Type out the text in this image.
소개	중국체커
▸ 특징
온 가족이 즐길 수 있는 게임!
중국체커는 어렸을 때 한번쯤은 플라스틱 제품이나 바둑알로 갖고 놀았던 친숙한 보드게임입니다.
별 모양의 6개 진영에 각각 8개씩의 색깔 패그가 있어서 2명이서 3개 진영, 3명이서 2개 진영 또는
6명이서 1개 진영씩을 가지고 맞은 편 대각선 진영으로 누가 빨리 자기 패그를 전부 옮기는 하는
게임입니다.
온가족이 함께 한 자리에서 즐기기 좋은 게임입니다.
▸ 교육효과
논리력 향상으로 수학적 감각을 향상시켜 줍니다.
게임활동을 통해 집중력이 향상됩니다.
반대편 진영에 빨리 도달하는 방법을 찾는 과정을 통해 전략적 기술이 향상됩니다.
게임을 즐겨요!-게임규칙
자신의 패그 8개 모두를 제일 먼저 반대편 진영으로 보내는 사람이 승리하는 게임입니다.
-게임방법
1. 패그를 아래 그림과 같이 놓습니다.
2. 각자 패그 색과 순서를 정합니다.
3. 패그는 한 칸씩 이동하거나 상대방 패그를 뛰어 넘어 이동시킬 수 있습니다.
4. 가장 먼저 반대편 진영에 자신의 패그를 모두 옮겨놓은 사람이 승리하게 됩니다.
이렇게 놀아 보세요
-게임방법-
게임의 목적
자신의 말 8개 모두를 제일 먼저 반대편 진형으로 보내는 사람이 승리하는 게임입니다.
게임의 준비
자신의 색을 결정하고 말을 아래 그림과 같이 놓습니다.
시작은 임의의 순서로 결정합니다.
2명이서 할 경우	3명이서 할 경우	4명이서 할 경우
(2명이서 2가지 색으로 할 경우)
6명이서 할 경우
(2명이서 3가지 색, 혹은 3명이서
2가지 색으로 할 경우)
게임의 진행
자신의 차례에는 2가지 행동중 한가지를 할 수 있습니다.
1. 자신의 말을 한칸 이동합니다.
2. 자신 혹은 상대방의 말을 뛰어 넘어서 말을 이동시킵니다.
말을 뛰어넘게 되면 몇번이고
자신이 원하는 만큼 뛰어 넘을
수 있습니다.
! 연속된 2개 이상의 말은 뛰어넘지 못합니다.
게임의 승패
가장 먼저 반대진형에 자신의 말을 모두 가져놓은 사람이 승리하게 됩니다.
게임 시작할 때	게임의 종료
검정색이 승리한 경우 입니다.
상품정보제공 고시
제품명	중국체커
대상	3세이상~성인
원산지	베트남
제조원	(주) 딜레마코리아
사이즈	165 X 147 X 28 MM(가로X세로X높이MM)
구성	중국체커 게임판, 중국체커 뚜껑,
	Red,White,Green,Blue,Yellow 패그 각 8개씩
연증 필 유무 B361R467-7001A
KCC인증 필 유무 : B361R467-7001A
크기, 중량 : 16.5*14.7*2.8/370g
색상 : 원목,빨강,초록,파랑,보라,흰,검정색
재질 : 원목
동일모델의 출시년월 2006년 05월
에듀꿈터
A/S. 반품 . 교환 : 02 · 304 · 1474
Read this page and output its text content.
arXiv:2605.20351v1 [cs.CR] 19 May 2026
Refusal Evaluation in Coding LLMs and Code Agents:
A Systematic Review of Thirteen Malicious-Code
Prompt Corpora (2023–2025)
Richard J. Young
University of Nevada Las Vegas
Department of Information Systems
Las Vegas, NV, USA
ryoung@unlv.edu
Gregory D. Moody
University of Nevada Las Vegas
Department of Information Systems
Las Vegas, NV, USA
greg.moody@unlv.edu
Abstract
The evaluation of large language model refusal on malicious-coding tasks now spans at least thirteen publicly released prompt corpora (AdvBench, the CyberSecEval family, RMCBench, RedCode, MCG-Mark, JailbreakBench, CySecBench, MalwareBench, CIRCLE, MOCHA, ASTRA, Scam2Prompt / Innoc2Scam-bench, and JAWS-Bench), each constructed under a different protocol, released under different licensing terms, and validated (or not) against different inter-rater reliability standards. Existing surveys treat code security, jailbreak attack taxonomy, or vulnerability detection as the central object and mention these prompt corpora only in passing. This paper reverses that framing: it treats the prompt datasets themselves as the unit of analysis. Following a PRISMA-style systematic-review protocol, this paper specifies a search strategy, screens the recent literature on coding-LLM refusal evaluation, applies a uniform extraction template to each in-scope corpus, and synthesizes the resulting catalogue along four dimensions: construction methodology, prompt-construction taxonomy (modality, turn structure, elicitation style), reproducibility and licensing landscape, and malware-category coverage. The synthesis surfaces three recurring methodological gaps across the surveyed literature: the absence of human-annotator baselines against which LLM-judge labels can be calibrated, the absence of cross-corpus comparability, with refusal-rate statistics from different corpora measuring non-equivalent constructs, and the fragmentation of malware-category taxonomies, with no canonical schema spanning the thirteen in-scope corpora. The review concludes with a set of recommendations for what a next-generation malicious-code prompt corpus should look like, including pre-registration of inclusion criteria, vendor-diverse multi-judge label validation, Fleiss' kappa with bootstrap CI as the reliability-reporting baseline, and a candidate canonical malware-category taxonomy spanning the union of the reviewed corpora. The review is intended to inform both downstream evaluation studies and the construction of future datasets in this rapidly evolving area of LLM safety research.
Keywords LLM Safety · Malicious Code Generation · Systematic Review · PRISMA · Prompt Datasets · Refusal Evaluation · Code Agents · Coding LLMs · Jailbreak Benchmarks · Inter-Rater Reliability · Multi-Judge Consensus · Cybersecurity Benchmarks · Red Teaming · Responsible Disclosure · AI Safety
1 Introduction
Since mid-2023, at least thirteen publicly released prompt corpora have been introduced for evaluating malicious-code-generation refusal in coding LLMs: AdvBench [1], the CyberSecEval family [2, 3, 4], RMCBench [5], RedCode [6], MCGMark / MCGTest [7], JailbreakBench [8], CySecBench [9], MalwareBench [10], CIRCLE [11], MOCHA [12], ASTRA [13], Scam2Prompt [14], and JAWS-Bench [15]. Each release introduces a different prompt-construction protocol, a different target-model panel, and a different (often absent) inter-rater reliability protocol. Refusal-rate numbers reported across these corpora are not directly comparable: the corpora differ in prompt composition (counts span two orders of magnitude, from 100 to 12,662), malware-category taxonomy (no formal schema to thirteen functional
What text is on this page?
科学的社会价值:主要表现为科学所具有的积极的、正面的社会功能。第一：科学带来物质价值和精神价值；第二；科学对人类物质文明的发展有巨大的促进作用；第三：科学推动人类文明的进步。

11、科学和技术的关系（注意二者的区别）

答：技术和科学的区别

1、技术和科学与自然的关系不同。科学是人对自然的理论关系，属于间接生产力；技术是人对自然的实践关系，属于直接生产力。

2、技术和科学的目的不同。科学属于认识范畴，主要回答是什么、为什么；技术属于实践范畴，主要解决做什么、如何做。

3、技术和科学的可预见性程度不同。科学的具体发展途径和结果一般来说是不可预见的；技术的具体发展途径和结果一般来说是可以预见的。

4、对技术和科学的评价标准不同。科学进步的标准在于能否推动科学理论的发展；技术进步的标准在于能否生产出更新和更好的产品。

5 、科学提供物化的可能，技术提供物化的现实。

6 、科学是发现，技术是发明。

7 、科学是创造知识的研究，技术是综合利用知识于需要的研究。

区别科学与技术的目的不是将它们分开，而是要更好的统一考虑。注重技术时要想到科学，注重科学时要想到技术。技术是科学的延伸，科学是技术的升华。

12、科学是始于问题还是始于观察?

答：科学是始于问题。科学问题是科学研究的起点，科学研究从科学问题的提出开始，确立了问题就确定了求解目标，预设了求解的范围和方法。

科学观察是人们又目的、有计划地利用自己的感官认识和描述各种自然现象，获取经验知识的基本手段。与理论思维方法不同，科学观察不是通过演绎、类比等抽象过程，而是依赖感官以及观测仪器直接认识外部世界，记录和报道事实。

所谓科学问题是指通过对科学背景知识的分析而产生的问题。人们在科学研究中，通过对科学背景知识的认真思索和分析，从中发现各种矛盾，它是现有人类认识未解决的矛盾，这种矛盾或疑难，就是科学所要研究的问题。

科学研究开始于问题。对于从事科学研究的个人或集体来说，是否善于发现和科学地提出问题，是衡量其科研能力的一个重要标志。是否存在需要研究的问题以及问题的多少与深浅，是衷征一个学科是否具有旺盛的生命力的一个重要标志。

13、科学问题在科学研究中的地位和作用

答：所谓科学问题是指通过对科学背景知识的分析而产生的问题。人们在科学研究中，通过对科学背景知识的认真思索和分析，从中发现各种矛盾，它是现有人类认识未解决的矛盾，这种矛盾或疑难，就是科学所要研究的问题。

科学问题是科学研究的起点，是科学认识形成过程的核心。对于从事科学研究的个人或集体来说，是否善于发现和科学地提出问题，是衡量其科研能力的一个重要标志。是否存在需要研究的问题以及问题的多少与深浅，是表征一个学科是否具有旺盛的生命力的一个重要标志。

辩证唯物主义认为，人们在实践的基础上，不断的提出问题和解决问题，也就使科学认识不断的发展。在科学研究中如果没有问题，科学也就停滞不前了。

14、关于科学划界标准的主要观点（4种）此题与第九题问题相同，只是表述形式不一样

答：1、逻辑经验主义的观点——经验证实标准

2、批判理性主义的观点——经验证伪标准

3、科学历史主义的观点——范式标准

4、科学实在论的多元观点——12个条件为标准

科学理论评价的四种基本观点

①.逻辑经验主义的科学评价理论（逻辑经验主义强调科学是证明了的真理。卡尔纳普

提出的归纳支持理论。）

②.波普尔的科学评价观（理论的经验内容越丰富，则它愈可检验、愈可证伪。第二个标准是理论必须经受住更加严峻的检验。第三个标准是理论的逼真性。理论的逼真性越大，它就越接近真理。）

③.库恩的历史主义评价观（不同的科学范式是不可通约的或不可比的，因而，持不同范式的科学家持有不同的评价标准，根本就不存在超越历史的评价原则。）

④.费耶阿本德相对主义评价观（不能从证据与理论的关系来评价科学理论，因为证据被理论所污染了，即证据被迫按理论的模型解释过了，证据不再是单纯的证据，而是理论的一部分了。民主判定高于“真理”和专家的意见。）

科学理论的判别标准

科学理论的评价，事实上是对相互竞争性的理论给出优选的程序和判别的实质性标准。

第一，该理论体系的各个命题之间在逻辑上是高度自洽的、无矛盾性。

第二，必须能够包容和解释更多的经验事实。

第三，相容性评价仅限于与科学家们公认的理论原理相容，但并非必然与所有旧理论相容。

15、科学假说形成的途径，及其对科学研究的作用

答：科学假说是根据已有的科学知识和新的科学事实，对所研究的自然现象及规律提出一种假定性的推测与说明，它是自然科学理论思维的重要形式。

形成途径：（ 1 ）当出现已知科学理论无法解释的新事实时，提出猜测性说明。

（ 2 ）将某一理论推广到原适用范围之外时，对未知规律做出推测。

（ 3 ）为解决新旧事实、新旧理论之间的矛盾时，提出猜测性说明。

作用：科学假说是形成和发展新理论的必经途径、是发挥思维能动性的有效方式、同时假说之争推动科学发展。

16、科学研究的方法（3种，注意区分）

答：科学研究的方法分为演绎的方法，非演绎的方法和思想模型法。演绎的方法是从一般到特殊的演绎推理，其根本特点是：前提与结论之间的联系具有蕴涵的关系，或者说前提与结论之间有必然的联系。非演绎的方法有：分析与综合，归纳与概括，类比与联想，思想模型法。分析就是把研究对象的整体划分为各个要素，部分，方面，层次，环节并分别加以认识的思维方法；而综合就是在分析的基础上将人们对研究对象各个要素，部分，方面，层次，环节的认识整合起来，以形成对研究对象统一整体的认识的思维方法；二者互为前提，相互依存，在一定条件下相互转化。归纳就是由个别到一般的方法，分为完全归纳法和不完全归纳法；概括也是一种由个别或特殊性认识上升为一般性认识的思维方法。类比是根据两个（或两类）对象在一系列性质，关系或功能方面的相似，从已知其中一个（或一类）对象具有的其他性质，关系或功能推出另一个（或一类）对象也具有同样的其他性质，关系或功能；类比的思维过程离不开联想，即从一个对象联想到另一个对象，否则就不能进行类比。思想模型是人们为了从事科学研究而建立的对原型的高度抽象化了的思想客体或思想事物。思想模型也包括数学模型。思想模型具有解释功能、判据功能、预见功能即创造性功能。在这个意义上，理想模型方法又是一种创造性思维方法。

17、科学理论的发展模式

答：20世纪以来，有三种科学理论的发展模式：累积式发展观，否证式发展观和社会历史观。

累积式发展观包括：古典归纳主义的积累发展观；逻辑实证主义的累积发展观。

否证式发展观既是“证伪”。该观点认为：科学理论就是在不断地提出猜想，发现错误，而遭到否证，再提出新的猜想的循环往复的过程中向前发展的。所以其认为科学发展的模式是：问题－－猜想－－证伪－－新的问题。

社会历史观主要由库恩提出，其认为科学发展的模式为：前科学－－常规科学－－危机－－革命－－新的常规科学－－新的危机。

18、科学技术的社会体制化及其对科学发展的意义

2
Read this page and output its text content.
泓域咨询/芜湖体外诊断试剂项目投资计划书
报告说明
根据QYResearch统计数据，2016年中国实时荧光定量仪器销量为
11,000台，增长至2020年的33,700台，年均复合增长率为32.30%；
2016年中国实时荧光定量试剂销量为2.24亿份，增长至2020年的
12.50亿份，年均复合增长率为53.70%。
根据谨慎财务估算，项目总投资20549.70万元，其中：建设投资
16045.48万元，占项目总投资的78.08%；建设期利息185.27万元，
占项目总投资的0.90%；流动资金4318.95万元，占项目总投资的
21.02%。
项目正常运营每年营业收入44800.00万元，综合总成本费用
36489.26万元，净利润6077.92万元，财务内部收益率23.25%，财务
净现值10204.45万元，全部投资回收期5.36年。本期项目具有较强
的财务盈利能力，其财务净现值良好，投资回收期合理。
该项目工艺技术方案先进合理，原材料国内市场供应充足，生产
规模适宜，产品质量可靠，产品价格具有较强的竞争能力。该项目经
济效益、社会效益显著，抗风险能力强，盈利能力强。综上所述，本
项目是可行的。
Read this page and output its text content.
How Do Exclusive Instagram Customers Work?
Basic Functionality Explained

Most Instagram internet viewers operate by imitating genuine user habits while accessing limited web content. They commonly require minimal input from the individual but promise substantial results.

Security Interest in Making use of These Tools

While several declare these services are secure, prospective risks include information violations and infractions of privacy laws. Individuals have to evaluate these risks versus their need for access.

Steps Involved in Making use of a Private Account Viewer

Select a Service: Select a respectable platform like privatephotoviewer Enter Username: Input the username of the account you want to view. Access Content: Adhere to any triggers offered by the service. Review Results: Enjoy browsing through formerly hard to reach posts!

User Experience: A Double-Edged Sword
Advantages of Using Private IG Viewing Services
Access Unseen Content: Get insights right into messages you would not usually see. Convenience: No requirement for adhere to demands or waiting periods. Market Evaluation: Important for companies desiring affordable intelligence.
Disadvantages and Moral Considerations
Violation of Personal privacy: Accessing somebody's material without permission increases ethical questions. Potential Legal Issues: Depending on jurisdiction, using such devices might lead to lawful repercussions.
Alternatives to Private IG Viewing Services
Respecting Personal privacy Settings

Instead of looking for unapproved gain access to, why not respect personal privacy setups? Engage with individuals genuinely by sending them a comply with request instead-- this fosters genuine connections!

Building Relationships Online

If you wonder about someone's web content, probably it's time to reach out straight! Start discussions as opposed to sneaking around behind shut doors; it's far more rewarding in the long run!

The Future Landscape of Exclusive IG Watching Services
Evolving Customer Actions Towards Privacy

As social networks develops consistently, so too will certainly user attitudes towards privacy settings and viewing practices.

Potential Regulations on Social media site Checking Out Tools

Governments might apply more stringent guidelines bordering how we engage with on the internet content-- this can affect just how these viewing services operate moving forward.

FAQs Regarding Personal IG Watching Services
========================
• Short task: Consider the entries above and return each line with the string "승리하게".

• Solution for this problem:
4. 가장 먼저 반대편 진영에 자신의 패그를 모두 옮겨놓은 사람이 승리하게 됩니다.
가장 먼저 반대진형에 자신의 말을 모두 가져놓은 사람이 승리하게 됩니다.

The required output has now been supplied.